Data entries

>>

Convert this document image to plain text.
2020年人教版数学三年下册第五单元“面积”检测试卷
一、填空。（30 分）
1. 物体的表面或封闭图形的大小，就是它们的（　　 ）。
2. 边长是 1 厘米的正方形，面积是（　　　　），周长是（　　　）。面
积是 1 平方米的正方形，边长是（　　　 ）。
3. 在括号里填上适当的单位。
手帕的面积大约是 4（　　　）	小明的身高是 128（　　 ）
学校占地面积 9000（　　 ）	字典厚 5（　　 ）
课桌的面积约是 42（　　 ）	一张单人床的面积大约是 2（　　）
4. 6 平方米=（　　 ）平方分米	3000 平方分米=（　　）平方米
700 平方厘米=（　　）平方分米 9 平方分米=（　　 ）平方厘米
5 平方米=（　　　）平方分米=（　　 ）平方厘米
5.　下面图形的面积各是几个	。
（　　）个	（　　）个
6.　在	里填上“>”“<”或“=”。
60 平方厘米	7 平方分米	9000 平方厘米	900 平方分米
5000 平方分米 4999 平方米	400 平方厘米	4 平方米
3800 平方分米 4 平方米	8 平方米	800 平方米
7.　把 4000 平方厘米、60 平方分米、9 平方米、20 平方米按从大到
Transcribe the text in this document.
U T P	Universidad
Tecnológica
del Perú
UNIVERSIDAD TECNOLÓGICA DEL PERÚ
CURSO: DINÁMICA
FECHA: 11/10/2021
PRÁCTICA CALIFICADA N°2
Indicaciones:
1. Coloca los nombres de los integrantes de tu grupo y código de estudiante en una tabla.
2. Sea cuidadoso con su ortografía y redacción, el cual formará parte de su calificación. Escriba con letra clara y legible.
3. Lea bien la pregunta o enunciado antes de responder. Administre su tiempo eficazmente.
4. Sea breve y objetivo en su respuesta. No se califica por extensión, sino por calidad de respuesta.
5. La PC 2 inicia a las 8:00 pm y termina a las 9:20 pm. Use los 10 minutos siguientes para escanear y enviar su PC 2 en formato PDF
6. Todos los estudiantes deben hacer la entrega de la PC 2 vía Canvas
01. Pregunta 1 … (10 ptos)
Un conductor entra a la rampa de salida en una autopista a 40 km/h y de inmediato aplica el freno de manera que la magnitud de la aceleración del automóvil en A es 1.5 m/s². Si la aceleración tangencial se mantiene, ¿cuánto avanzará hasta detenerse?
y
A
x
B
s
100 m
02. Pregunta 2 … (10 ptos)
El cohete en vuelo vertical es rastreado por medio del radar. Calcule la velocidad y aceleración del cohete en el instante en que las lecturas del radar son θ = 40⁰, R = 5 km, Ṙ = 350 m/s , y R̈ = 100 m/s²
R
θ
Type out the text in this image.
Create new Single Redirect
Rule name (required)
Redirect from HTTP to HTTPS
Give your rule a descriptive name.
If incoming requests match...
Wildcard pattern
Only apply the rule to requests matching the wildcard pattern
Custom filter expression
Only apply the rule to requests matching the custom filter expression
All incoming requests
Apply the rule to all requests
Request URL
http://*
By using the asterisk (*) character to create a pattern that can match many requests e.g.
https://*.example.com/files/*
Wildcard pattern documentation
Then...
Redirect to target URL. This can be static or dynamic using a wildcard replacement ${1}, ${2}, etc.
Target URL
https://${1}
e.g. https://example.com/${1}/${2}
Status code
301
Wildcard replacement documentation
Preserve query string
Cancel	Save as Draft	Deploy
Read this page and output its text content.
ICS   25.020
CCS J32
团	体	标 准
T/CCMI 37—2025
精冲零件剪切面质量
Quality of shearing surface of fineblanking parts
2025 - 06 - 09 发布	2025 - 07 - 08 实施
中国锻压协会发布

<<

#### SET TASK
Exact copies of all the records are required.

#### SOLUTION TO THIS EXERCISE
Convert this document image to plain text.
2020年人教版数学三年下册第五单元“面积”检测试卷
一、填空。（30 分）
1. 物体的表面或封闭图形的大小，就是它们的（　　 ）。
2. 边长是 1 厘米的正方形，面积是（　　　　），周长是（　　　）。面
积是 1 平方米的正方形，边长是（　　　 ）。
3. 在括号里填上适当的单位。
手帕的面积大约是 4（　　　）	小明的身高是 128（　　 ）
学校占地面积 9000（　　 ）	字典厚 5（　　 ）
课桌的面积约是 42（　　 ）	一张单人床的面积大约是 2（　　）
4. 6 平方米=（　　 ）平方分米	3000 平方分米=（　　）平方米
700 平方厘米=（　　）平方分米 9 平方分米=（　　 ）平方厘米
5 平方米=（　　　）平方分米=（　　 ）平方厘米
5.　下面图形的面积各是几个	。
（　　）个	（　　）个
6.　在	里填上“>”“<”或“=”。
60 平方厘米	7 平方分米	9000 平方厘米	900 平方分米
5000 平方分米 4999 平方米	400 平方厘米	4 平方米
3800 平方分米 4 平方米	8 平方米	800 平方米
7.　把 4000 平方厘米、60 平方分米、9 平方米、20 平方米按从大到
Transcribe the text in this document.
U T P	Universidad
Tecnológica
del Perú
UNIVERSIDAD TECNOLÓGICA DEL PERÚ
CURSO: DINÁMICA
FECHA: 11/10/2021
PRÁCTICA CALIFICADA N°2
Indicaciones:
1. Coloca los nombres de los integrantes de tu grupo y código de estudiante en una tabla.
2. Sea cuidadoso con su ortografía y redacción, el cual formará parte de su calificación. Escriba con letra clara y legible.
3. Lea bien la pregunta o enunciado antes de responder. Administre su tiempo eficazmente.
4. Sea breve y objetivo en su respuesta. No se califica por extensión, sino por calidad de respuesta.
5. La PC 2 inicia a las 8:00 pm y termina a las 9:20 pm. Use los 10 minutos siguientes para escanear y enviar su PC 2 en formato PDF
6. Todos los estudiantes deben hacer la entrega de la PC 2 vía Canvas
01. Pregunta 1 … (10 ptos)
Un conductor entra a la rampa de salida en una autopista a 40 km/h y de inmediato aplica el freno de manera que la magnitud de la aceleración del automóvil en A es 1.5 m/s². Si la aceleración tangencial se mantiene, ¿cuánto avanzará hasta detenerse?
y
A
x
B
s
100 m
02. Pregunta 2 … (10 ptos)
El cohete en vuelo vertical es rastreado por medio del radar. Calcule la velocidad y aceleración del cohete en el instante en que las lecturas del radar son θ = 40⁰, R = 5 km, Ṙ = 350 m/s , y R̈ = 100 m/s²
R
θ
Type out the text in this image.
Create new Single Redirect
Rule name (required)
Redirect from HTTP to HTTPS
Give your rule a descriptive name.
If incoming requests match...
Wildcard pattern
Only apply the rule to requests matching the wildcard pattern
Custom filter expression
Only apply the rule to requests matching the custom filter expression
All incoming requests
Apply the rule to all requests
Request URL
http://*
By using the asterisk (*) character to create a pattern that can match many requests e.g.
https://*.example.com/files/*
Wildcard pattern documentation
Then...
Redirect to target URL. This can be static or dynamic using a wildcard replacement ${1}, ${2}, etc.
Target URL
https://${1}
e.g. https://example.com/${1}/${2}
Status code
301
Wildcard replacement documentation
Preserve query string
Cancel	Save as Draft	Deploy
Read this page and output its text content.
ICS   25.020
CCS J32
团	体	标 准
T/CCMI 37—2025
精冲零件剪切面质量
Quality of shearing surface of fineblanking parts
2025 - 06 - 09 发布	2025 - 07 - 08 实施
中国锻压协会发布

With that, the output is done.